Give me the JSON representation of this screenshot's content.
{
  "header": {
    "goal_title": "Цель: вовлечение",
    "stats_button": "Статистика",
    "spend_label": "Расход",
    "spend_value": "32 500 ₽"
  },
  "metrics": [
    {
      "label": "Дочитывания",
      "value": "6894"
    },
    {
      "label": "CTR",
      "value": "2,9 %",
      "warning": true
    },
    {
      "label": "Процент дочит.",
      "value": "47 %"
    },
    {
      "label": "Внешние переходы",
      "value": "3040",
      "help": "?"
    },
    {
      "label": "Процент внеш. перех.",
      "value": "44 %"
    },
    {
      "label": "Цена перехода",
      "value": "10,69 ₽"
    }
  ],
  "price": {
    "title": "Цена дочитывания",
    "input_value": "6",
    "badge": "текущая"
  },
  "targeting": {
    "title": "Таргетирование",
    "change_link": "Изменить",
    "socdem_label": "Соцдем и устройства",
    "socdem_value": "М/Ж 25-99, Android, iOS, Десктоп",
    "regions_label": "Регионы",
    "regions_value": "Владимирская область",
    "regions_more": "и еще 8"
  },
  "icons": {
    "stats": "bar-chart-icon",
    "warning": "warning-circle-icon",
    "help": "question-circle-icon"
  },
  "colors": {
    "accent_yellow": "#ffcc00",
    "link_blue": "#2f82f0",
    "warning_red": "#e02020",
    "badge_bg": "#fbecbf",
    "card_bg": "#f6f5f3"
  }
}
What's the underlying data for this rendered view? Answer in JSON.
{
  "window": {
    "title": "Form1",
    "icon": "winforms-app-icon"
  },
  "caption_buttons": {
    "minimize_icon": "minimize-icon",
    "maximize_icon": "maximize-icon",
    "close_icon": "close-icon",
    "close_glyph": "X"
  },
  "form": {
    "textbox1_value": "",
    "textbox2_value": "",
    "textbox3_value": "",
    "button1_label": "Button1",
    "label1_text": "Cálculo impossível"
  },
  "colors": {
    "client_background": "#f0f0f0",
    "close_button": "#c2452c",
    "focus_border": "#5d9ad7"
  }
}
################
Request: All of the data shown above must be copied exactly.

The reply:
Give me the JSON representation of this screenshot's content.
{
  "header": {
    "goal_title": "Цель: вовлечение",
    "stats_button": "Статистика",
    "spend_label": "Расход",
    "spend_value": "32 500 ₽"
  },
  "metrics": [
    {
      "label": "Дочитывания",
      "value": "6894"
    },
    {
      "label": "CTR",
      "value": "2,9 %",
      "warning": true
    },
    {
      "label": "Процент дочит.",
      "value": "47 %"
    },
    {
      "label": "Внешние переходы",
      "value": "3040",
      "help": "?"
    },
    {
      "label": "Процент внеш. перех.",
      "value": "44 %"
    },
    {
      "label": "Цена перехода",
      "value": "10,69 ₽"
    }
  ],
  "price": {
    "title": "Цена дочитывания",
    "input_value": "6",
    "badge": "текущая"
  },
  "targeting": {
    "title": "Таргетирование",
    "change_link": "Изменить",
    "socdem_label": "Соцдем и устройства",
    "socdem_value": "М/Ж 25-99, Android, iOS, Десктоп",
    "regions_label": "Регионы",
    "regions_value": "Владимирская область",
    "regions_more": "и еще 8"
  },
  "icons": {
    "stats": "bar-chart-icon",
    "warning": "warning-circle-icon",
    "help": "question-circle-icon"
  },
  "colors": {
    "accent_yellow": "#ffcc00",
    "link_blue": "#2f82f0",
    "warning_red": "#e02020",
    "badge_bg": "#fbecbf",
    "card_bg": "#f6f5f3"
  }
}
What's the underlying data for this rendered view? Answer in JSON.
{
  "window": {
    "title": "Form1",
    "icon": "winforms-app-icon"
  },
  "caption_buttons": {
    "minimize_icon": "minimize-icon",
    "maximize_icon": "maximize-icon",
    "close_icon": "close-icon",
    "close_glyph": "X"
  },
  "form": {
    "textbox1_value": "",
    "textbox2_value": "",
    "textbox3_value": "",
    "button1_label": "Button1",
    "label1_text": "Cálculo impossível"
  },
  "colors": {
    "client_background": "#f0f0f0",
    "close_button": "#c2452c",
    "focus_border": "#5d9ad7"
  }
}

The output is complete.